▶ [What is expected] Pictures in the data below are not part of the copy; transcribe everything else exactly.
** start Task data **
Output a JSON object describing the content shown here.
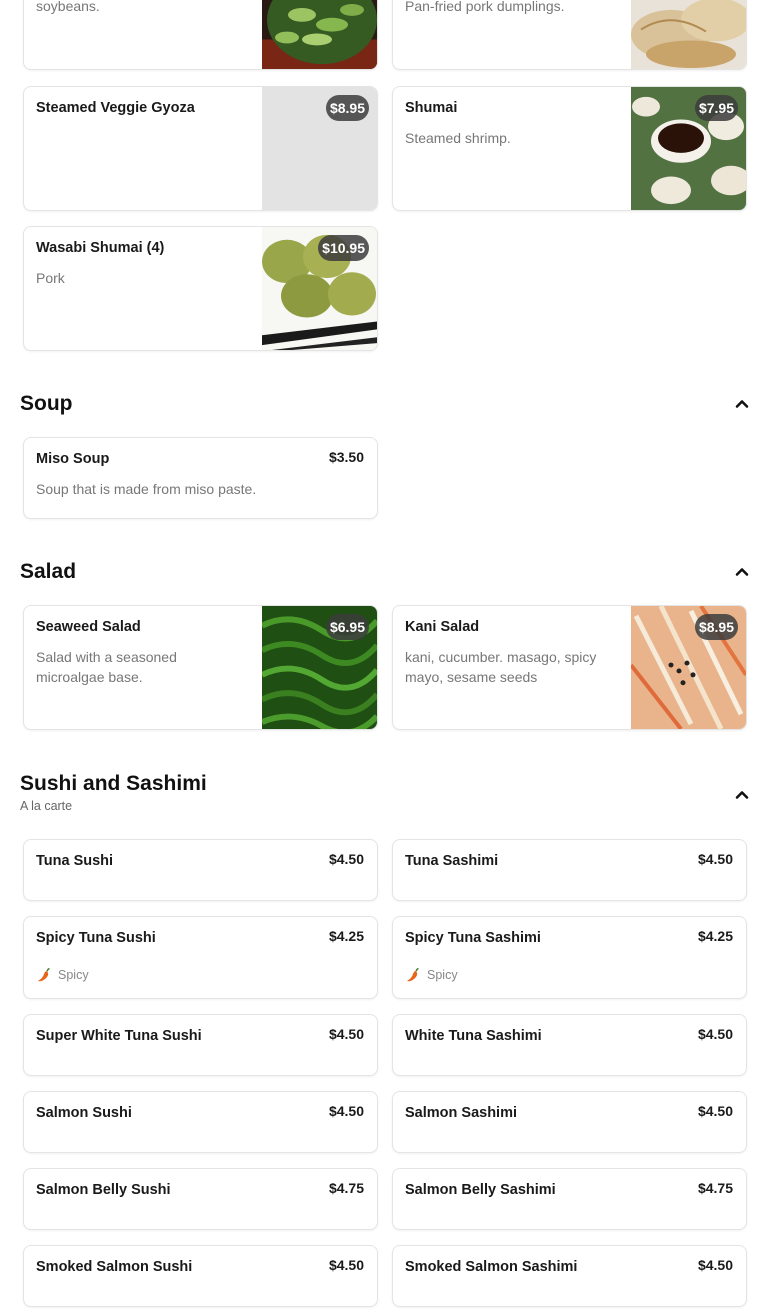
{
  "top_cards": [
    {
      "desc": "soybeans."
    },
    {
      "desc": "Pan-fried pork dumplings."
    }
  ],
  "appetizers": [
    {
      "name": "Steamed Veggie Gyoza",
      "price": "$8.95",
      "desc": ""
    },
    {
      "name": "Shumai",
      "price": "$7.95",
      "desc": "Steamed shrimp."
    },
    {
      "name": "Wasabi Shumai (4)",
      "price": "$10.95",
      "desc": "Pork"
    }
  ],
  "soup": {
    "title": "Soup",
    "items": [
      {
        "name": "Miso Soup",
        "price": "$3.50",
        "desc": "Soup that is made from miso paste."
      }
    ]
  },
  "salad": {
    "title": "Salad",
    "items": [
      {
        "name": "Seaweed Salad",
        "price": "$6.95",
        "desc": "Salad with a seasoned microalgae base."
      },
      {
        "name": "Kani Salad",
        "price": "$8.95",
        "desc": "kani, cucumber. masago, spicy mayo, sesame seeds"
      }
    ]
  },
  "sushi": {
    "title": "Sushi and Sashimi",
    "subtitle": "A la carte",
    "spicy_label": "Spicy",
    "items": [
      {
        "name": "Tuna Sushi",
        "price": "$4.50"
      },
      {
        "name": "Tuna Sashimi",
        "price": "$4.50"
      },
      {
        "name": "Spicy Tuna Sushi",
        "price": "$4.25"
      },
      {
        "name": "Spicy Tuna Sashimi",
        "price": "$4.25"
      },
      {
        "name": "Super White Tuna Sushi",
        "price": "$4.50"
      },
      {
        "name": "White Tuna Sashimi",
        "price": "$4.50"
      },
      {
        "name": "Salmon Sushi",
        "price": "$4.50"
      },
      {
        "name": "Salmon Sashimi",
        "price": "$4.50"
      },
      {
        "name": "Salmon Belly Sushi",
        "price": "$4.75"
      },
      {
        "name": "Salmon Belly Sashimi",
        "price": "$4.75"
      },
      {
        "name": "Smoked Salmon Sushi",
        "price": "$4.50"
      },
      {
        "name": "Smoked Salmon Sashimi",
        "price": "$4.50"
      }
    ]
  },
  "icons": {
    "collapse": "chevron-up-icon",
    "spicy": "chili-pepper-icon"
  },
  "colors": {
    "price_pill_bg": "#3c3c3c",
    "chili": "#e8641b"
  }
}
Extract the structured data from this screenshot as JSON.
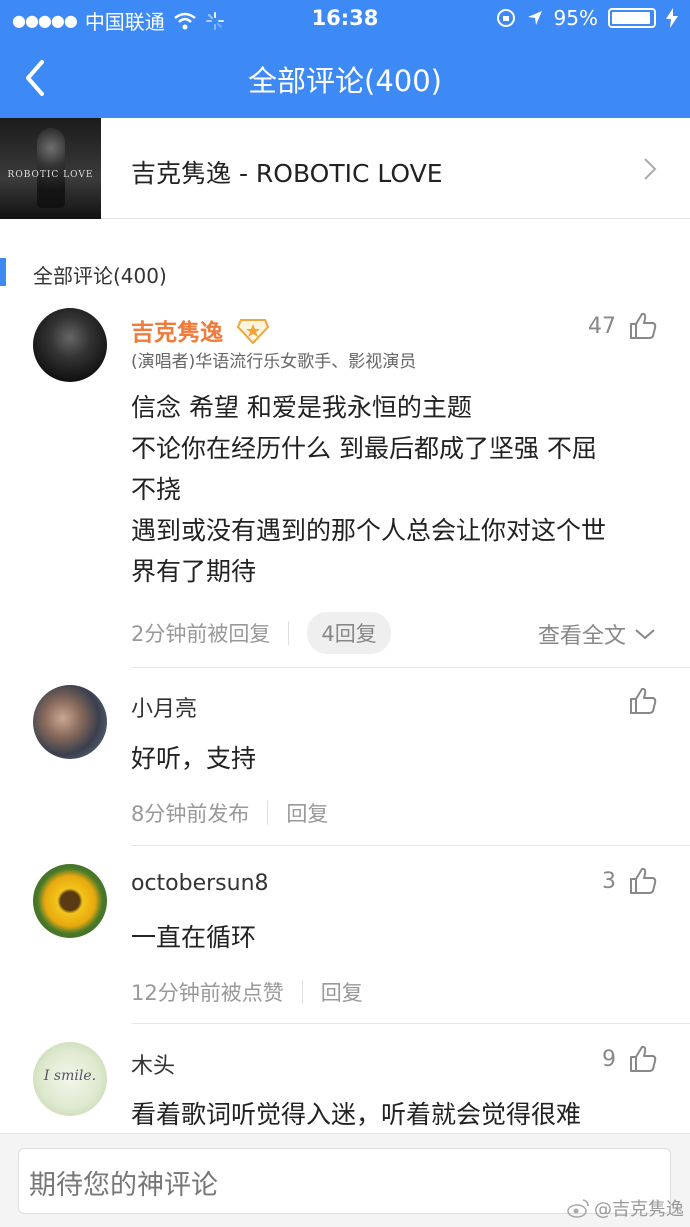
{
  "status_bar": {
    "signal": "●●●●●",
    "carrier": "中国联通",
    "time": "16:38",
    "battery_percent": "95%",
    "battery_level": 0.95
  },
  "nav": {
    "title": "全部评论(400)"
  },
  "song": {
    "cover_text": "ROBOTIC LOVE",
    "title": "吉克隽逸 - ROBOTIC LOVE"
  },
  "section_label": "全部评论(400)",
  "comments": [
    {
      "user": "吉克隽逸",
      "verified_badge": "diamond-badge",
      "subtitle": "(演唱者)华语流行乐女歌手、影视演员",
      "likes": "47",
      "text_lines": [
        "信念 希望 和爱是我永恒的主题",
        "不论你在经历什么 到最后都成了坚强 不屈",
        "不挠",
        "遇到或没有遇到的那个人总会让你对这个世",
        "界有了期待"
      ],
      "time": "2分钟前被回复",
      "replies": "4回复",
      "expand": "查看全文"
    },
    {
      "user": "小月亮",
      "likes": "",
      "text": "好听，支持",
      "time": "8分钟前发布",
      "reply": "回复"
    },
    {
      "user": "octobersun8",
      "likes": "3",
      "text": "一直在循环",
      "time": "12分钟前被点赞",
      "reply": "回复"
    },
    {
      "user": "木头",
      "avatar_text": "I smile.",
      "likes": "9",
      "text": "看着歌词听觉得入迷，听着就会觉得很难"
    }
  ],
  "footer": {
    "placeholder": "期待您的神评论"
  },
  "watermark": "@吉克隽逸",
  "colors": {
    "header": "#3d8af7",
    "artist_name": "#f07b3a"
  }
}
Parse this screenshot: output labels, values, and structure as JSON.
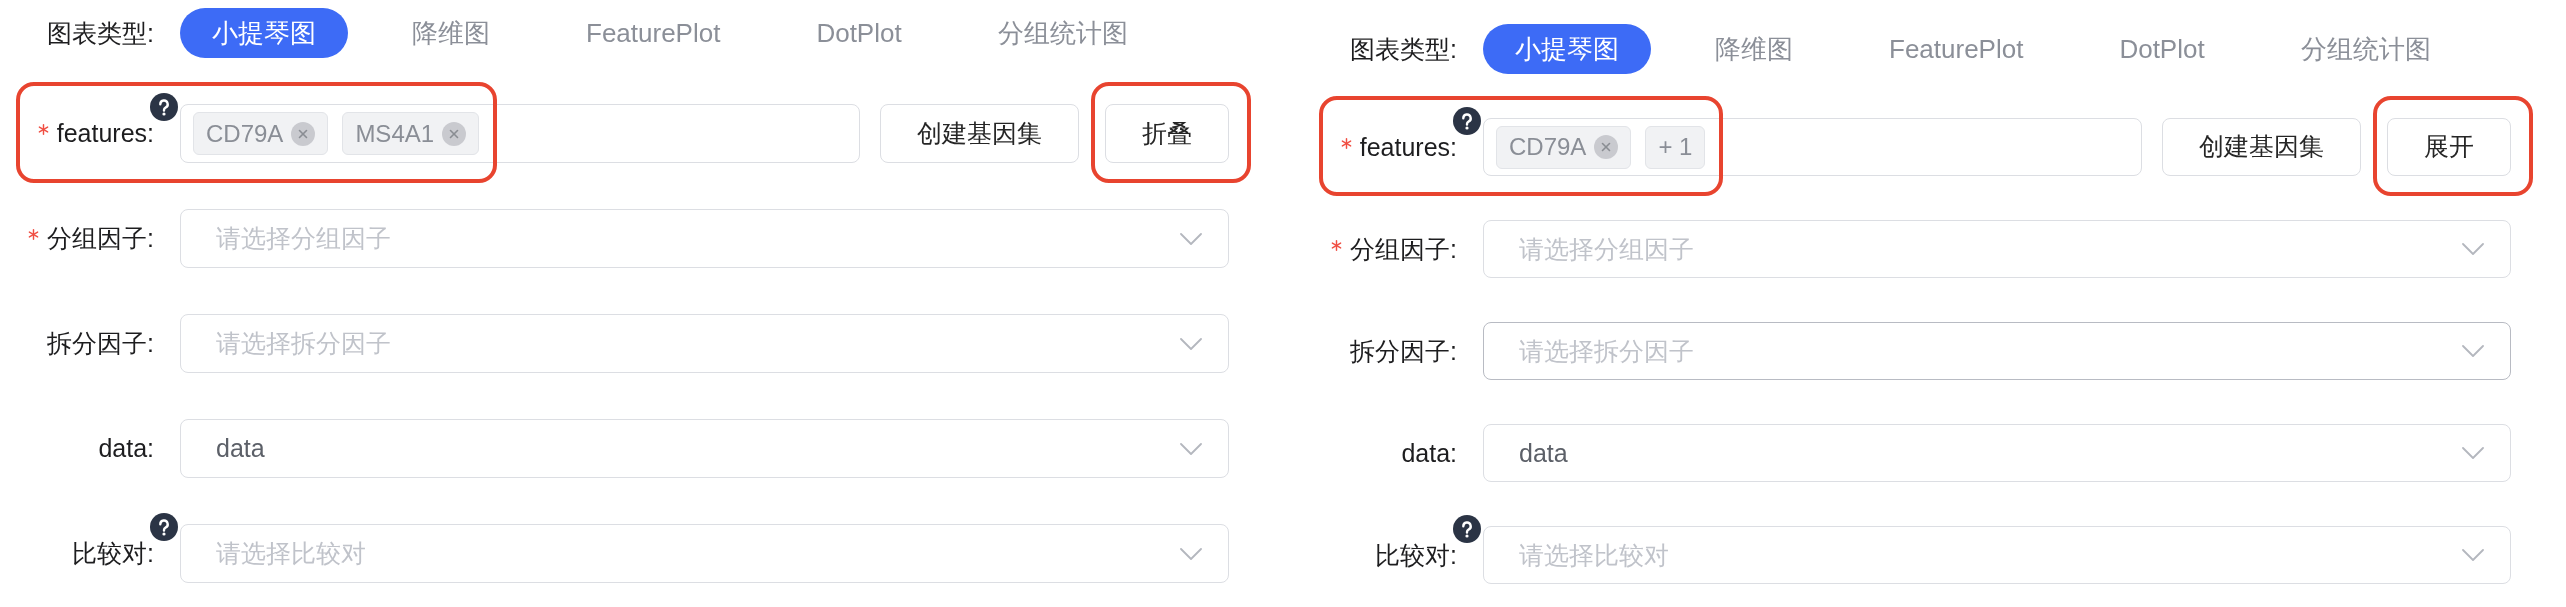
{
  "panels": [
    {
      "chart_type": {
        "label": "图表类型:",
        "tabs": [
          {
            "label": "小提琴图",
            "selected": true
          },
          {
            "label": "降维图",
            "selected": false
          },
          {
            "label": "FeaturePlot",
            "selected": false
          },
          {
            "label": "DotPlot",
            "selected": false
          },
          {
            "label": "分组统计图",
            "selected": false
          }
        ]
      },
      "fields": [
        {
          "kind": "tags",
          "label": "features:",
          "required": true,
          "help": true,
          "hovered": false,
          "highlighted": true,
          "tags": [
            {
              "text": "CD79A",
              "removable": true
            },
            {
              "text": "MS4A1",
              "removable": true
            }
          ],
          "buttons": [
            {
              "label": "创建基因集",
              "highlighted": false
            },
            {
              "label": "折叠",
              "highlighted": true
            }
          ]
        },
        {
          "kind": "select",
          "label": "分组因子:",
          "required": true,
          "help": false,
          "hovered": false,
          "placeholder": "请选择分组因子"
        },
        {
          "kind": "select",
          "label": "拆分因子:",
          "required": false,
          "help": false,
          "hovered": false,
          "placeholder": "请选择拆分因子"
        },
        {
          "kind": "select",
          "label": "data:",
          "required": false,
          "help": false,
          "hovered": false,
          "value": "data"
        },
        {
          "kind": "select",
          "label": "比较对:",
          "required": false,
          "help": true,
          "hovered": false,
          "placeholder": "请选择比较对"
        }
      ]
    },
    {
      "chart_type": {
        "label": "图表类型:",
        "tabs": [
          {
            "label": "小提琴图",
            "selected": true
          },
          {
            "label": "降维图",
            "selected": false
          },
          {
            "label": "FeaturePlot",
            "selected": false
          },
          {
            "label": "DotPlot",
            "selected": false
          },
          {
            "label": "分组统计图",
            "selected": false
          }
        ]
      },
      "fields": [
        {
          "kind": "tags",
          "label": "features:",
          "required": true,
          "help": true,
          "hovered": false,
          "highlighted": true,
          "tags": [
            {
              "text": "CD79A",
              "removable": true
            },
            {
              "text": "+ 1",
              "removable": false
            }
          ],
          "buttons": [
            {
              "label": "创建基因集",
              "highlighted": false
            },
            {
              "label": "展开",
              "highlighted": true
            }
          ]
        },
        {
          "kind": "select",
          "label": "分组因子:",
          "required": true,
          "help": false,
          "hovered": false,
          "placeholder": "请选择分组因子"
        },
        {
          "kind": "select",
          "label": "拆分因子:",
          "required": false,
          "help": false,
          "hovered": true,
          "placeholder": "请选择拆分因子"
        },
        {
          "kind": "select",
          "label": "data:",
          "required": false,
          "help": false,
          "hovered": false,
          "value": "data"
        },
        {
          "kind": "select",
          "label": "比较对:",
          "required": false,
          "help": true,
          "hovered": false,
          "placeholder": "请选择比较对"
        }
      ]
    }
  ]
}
** end Task data **
▶ [Solution for this task]
Output a JSON object describing the content shown here.
{
  "top_cards": [
    {
      "desc": "soybeans."
    },
    {
      "desc": "Pan-fried pork dumplings."
    }
  ],
  "appetizers": [
    {
      "name": "Steamed Veggie Gyoza",
      "price": "$8.95",
      "desc": ""
    },
    {
      "name": "Shumai",
      "price": "$7.95",
      "desc": "Steamed shrimp."
    },
    {
      "name": "Wasabi Shumai (4)",
      "price": "$10.95",
      "desc": "Pork"
    }
  ],
  "soup": {
    "title": "Soup",
    "items": [
      {
        "name": "Miso Soup",
        "price": "$3.50",
        "desc": "Soup that is made from miso paste."
      }
    ]
  },
  "salad": {
    "title": "Salad",
    "items": [
      {
        "name": "Seaweed Salad",
        "price": "$6.95",
        "desc": "Salad with a seasoned microalgae base."
      },
      {
        "name": "Kani Salad",
        "price": "$8.95",
        "desc": "kani, cucumber. masago, spicy mayo, sesame seeds"
      }
    ]
  },
  "sushi": {
    "title": "Sushi and Sashimi",
    "subtitle": "A la carte",
    "spicy_label": "Spicy",
    "items": [
      {
        "name": "Tuna Sushi",
        "price": "$4.50"
      },
      {
        "name": "Tuna Sashimi",
        "price": "$4.50"
      },
      {
        "name": "Spicy Tuna Sushi",
        "price": "$4.25"
      },
      {
        "name": "Spicy Tuna Sashimi",
        "price": "$4.25"
      },
      {
        "name": "Super White Tuna Sushi",
        "price": "$4.50"
      },
      {
        "name": "White Tuna Sashimi",
        "price": "$4.50"
      },
      {
        "name": "Salmon Sushi",
        "price": "$4.50"
      },
      {
        "name": "Salmon Sashimi",
        "price": "$4.50"
      },
      {
        "name": "Salmon Belly Sushi",
        "price": "$4.75"
      },
      {
        "name": "Salmon Belly Sashimi",
        "price": "$4.75"
      },
      {
        "name": "Smoked Salmon Sushi",
        "price": "$4.50"
      },
      {
        "name": "Smoked Salmon Sashimi",
        "price": "$4.50"
      }
    ]
  },
  "icons": {
    "collapse": "chevron-up-icon",
    "spicy": "chili-pepper-icon"
  },
  "colors": {
    "price_pill_bg": "#3c3c3c",
    "chili": "#e8641b"
  }
}
Extract the structured data from this screenshot as JSON.
{
  "status_bar": {
    "signal": "●●●●●",
    "carrier": "中国联通",
    "time": "16:38",
    "battery_percent": "95%",
    "battery_level": 0.95
  },
  "nav": {
    "title": "全部评论(400)"
  },
  "song": {
    "cover_text": "ROBOTIC LOVE",
    "title": "吉克隽逸 - ROBOTIC LOVE"
  },
  "section_label": "全部评论(400)",
  "comments": [
    {
      "user": "吉克隽逸",
      "verified_badge": "diamond-badge",
      "subtitle": "(演唱者)华语流行乐女歌手、影视演员",
      "likes": "47",
      "text_lines": [
        "信念 希望 和爱是我永恒的主题",
        "不论你在经历什么 到最后都成了坚强 不屈",
        "不挠",
        "遇到或没有遇到的那个人总会让你对这个世",
        "界有了期待"
      ],
      "time": "2分钟前被回复",
      "replies": "4回复",
      "expand": "查看全文"
    },
    {
      "user": "小月亮",
      "likes": "",
      "text": "好听，支持",
      "time": "8分钟前发布",
      "reply": "回复"
    },
    {
      "user": "octobersun8",
      "likes": "3",
      "text": "一直在循环",
      "time": "12分钟前被点赞",
      "reply": "回复"
    },
    {
      "user": "木头",
      "avatar_text": "I smile.",
      "likes": "9",
      "text": "看着歌词听觉得入迷，听着就会觉得很难"
    }
  ],
  "footer": {
    "placeholder": "期待您的神评论"
  },
  "watermark": "@吉克隽逸",
  "colors": {
    "header": "#3d8af7",
    "artist_name": "#f07b3a"
  }
}
Parse this screenshot: output labels, values, and structure as JSON.
{
  "panels": [
    {
      "chart_type": {
        "label": "图表类型:",
        "tabs": [
          {
            "label": "小提琴图",
            "selected": true
          },
          {
            "label": "降维图",
            "selected": false
          },
          {
            "label": "FeaturePlot",
            "selected": false
          },
          {
            "label": "DotPlot",
            "selected": false
          },
          {
            "label": "分组统计图",
            "selected": false
          }
        ]
      },
      "fields": [
        {
          "kind": "tags",
          "label": "features:",
          "required": true,
          "help": true,
          "hovered": false,
          "highlighted": true,
          "tags": [
            {
              "text": "CD79A",
              "removable": true
            },
            {
              "text": "MS4A1",
              "removable": true
            }
          ],
          "buttons": [
            {
              "label": "创建基因集",
              "highlighted": false
            },
            {
              "label": "折叠",
              "highlighted": true
            }
          ]
        },
        {
          "kind": "select",
          "label": "分组因子:",
          "required": true,
          "help": false,
          "hovered": false,
          "placeholder": "请选择分组因子"
        },
        {
          "kind": "select",
          "label": "拆分因子:",
          "required": false,
          "help": false,
          "hovered": false,
          "placeholder": "请选择拆分因子"
        },
        {
          "kind": "select",
          "label": "data:",
          "required": false,
          "help": false,
          "hovered": false,
          "value": "data"
        },
        {
          "kind": "select",
          "label": "比较对:",
          "required": false,
          "help": true,
          "hovered": false,
          "placeholder": "请选择比较对"
        }
      ]
    },
    {
      "chart_type": {
        "label": "图表类型:",
        "tabs": [
          {
            "label": "小提琴图",
            "selected": true
          },
          {
            "label": "降维图",
            "selected": false
          },
          {
            "label": "FeaturePlot",
            "selected": false
          },
          {
            "label": "DotPlot",
            "selected": false
          },
          {
            "label": "分组统计图",
            "selected": false
          }
        ]
      },
      "fields": [
        {
          "kind": "tags",
          "label": "features:",
          "required": true,
          "help": true,
          "hovered": false,
          "highlighted": true,
          "tags": [
            {
              "text": "CD79A",
              "removable": true
            },
            {
              "text": "+ 1",
              "removable": false
            }
          ],
          "buttons": [
            {
              "label": "创建基因集",
              "highlighted": false
            },
            {
              "label": "展开",
              "highlighted": true
            }
          ]
        },
        {
          "kind": "select",
          "label": "分组因子:",
          "required": true,
          "help": false,
          "hovered": false,
          "placeholder": "请选择分组因子"
        },
        {
          "kind": "select",
          "label": "拆分因子:",
          "required": false,
          "help": false,
          "hovered": true,
          "placeholder": "请选择拆分因子"
        },
        {
          "kind": "select",
          "label": "data:",
          "required": false,
          "help": false,
          "hovered": false,
          "value": "data"
        },
        {
          "kind": "select",
          "label": "比较对:",
          "required": false,
          "help": true,
          "hovered": false,
          "placeholder": "请选择比较对"
        }
      ]
    }
  ]
}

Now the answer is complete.